- TASK 1
Reproduce verbatim the entries from the line containing "363, 178, 384]" through the line containing "207, 339, 341]", both lines included.

- PASSAGE
__________

WASHINGTON, Feb. 12, 2017 – The House Agriculture Committee this week begins laying the groundwork for writing a new farm bill, while Senate Republicans gear up for a fight over another cabinet nominee important to agriculture, Andrew Puzder, President Donald Trump’s pick to run the Labor Department.

Trump, fresh off his weekend with Japanese Prime Minister Shinzo Abe, will host Canadian Prime Minister Justin Trudeau on Monday. They are likely to at least touch on Trump’s demands for renegotiating the North American Free-Trade Agreement.

The House Ag committee will hold a hearing on the state of the farm economy on Wednesday, and on Thursday will hear arguments for and against restricting the types of foods and beverages that can be purchased under the Supplemental Nutrition Assistance Program.

House Agriculture Chairman Mike Conaway believes the slumping farm economy makes a potent political argument for getting a new farm bill done by next year without further cuts in spending. A USDA forecast released last week estimated that net farm income will fall by nearly 9 percent to $62.3 billion, the lowest level, when adjusted for inflation, since 2002.

“There are really hard times in production agriculture right now and you need some friends,” Conaway said Saturday at the National Cotton Council’s annual meeting in Dallas.

USDA will provide some new data for lawmakers to chew on when it releases its new 10-year projections for the farm economy on Thursday.

Conaway plans to start holding subcommittee hearings on the farm bill when lawmakers return from their week-long President’s Day recess. The holiday this year is celebrated on Feb. 20.

Conaway has given no indication that he is interested in restricting SNAP purchasing. Nutrition advocates and the food and beverage industry have long fought such limits.

But a USDA study released in November found that 20 cents of every dollar in SNAP benefits went for sweetened drinks, desserts, salty snacks, candy, and sugar. Another 40 cents is spent on meat, fruits, vegetables, milk eggs, and bread. The remainder goes toward cereal, prepared foods, dairy products, rice, beans, and other cooking ingredients.

__________

- DATA LINES
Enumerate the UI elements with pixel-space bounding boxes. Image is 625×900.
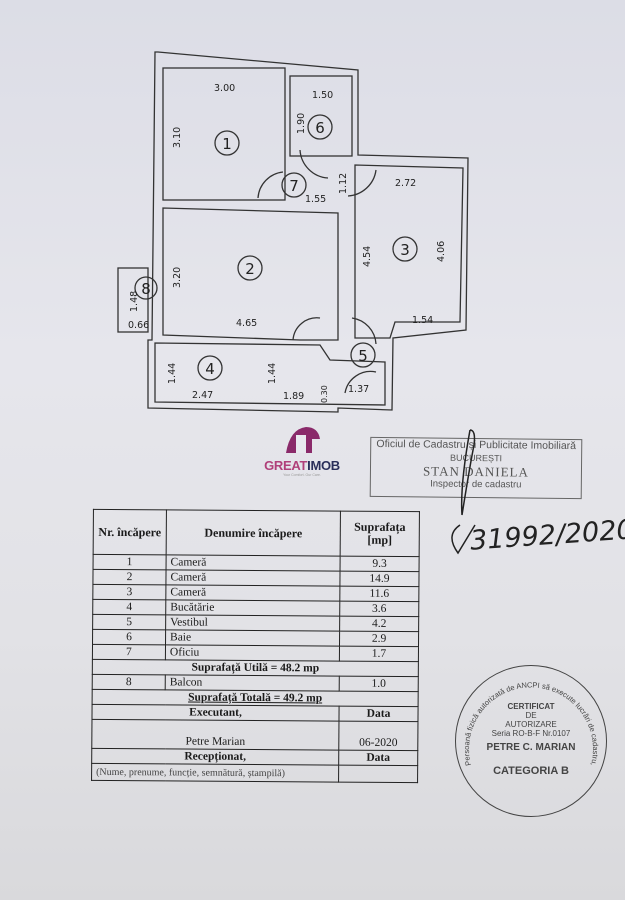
svg-text:1.44: 1.44	[167, 363, 178, 384]
outer-wall	[147, 51, 469, 413]
svg-text:1.12: 1.12	[338, 173, 349, 194]
seal-line: AUTORIZARE	[505, 720, 557, 729]
room-number-7: 7	[289, 177, 299, 195]
svg-text:3.00: 3.00	[214, 83, 235, 94]
room-2-outline	[162, 207, 339, 341]
logo-text-great: GREAT	[264, 458, 308, 473]
svg-text:1.54: 1.54	[412, 315, 433, 326]
received-note-row: (Nume, prenume, funcție, semnătură, ștam…	[91, 763, 418, 783]
svg-text:1.89: 1.89	[283, 391, 304, 402]
seal-line: DE	[525, 711, 537, 720]
door-arc	[257, 171, 284, 199]
room-number-3: 3	[400, 241, 410, 259]
svg-text:4.06: 4.06	[436, 241, 447, 262]
door-arc	[299, 149, 329, 179]
room-number-4: 4	[205, 360, 215, 378]
room-number-5: 5	[358, 347, 368, 365]
room-1-outline	[162, 67, 286, 201]
door-arc	[351, 317, 377, 345]
seal-line: Seria RO-B-F Nr.0107	[491, 729, 571, 738]
seal-name: PETRE C. MARIAN	[486, 742, 576, 753]
svg-text:1.44: 1.44	[267, 363, 278, 384]
svg-text:3.10: 3.10	[172, 127, 183, 148]
signature	[451, 429, 476, 555]
svg-text:4.65: 4.65	[236, 318, 257, 329]
door-arc	[344, 370, 377, 394]
room-number-markers: 1 2 3 4 5 6 7 8	[134, 114, 418, 381]
logo-text-imob: IMOB	[307, 458, 340, 473]
room-4-outline	[154, 342, 386, 406]
lion-building-icon	[286, 427, 320, 453]
svg-text:0.66: 0.66	[128, 320, 149, 331]
rooms-table: Nr. încăpere Denumire încăpere Suprafața…	[91, 509, 420, 783]
greatimob-logo: GREATIMOB Your Comfort. Our Care.	[262, 425, 342, 477]
svg-text:1.55: 1.55	[305, 194, 326, 205]
svg-text:4.54: 4.54	[362, 246, 373, 267]
room-6-outline	[289, 75, 353, 157]
room-number-1: 1	[222, 135, 232, 153]
svg-text:2.72: 2.72	[395, 178, 416, 189]
seal-line: CERTIFICAT	[507, 702, 555, 711]
dimension-labels: 3.00 3.10 1.50 1.90 1.55 1.12 2.72 4.06 …	[128, 83, 447, 403]
svg-text:1.50: 1.50	[312, 90, 333, 101]
door-arc	[292, 317, 321, 341]
seal-category: CATEGORIA B	[493, 765, 569, 777]
svg-text:0.30: 0.30	[320, 385, 329, 403]
room-number-8: 8	[141, 280, 151, 298]
door-arc	[347, 169, 377, 197]
room-3-outline	[354, 164, 464, 339]
svg-text:1.90: 1.90	[296, 113, 307, 134]
svg-text:1.48: 1.48	[129, 291, 140, 312]
room-number-6: 6	[315, 119, 325, 137]
floor-plan: 1 2 3 4 5 6 7 8 3.00 3.10 1.50 1.90 1.55…	[117, 51, 469, 413]
table-header: Nr. încăpere Denumire încăpere Suprafața…	[93, 509, 420, 557]
room-number-2: 2	[245, 260, 255, 278]
svg-text:1.37: 1.37	[348, 384, 369, 395]
svg-text:3.20: 3.20	[172, 267, 183, 288]
room-8-outline	[117, 267, 149, 333]
logo-tagline: Your Comfort. Our Care.	[283, 473, 321, 477]
authorization-seal: CERTIFICAT DE AUTORIZARE Seria RO-B-F Nr…	[455, 665, 607, 817]
svg-text:2.47: 2.47	[192, 390, 213, 401]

__________

- TASK 2
Quote in full the passage on the House Agriculture Committee and the new farm bill.

- EXPECTED ANSWER 1
svg-text:1.44: 1.44	[167, 363, 178, 384]
outer-wall	[147, 51, 469, 413]
svg-text:1.12: 1.12	[338, 173, 349, 194]
seal-line: AUTORIZARE	[505, 720, 557, 729]
room-number-7: 7	[289, 177, 299, 195]
svg-text:3.00: 3.00	[214, 83, 235, 94]
room-2-outline	[162, 207, 339, 341]

- EXPECTED ANSWER 2
WASHINGTON, Feb. 12, 2017 – The House Agriculture Committee this week begins laying the groundwork for writing a new farm bill, while Senate Republicans gear up for a fight over another cabinet nominee important to agriculture, Andrew Puzder, President Donald Trump’s pick to run the Labor Department.

Trump, fresh off his weekend with Japanese Prime Minister Shinzo Abe, will host Canadian Prime Minister Justin Trudeau on Monday. They are likely to at least touch on Trump’s demands for renegotiating the North American Free-Trade Agreement.

The House Ag committee will hold a hearing on the state of the farm economy on Wednesday, and on Thursday will hear arguments for and against restricting the types of foods and beverages that can be purchased under the Supplemental Nutrition Assistance Program.

House Agriculture Chairman Mike Conaway believes the slumping farm economy makes a potent political argument for getting a new farm bill done by next year without further cuts in spending. A USDA forecast released last week estimated that net farm income will fall by nearly 9 percent to $62.3 billion, the lowest level, when adjusted for inflation, since 2002.

“There are really hard times in production agriculture right now and you need some friends,” Conaway said Saturday at the National Cotton Council’s annual meeting in Dallas.

USDA will provide some new data for lawmakers to chew on when it releases its new 10-year projections for the farm economy on Thursday.

Conaway plans to start holding subcommittee hearings on the farm bill when lawmakers return from their week-long President’s Day recess. The holiday this year is celebrated on Feb. 20.

Conaway has given no indication that he is interested in restricting SNAP purchasing. Nutrition advocates and the food and beverage industry have long fought such limits.

But a USDA study released in November found that 20 cents of every dollar in SNAP benefits went for sweetened drinks, desserts, salty snacks, candy, and sugar. Another 40 cents is spent on meat, fruits, vegetables, milk eggs, and bread. The remainder goes toward cereal, prepared foods, dairy products, rice, beans, and other cooking ingredients.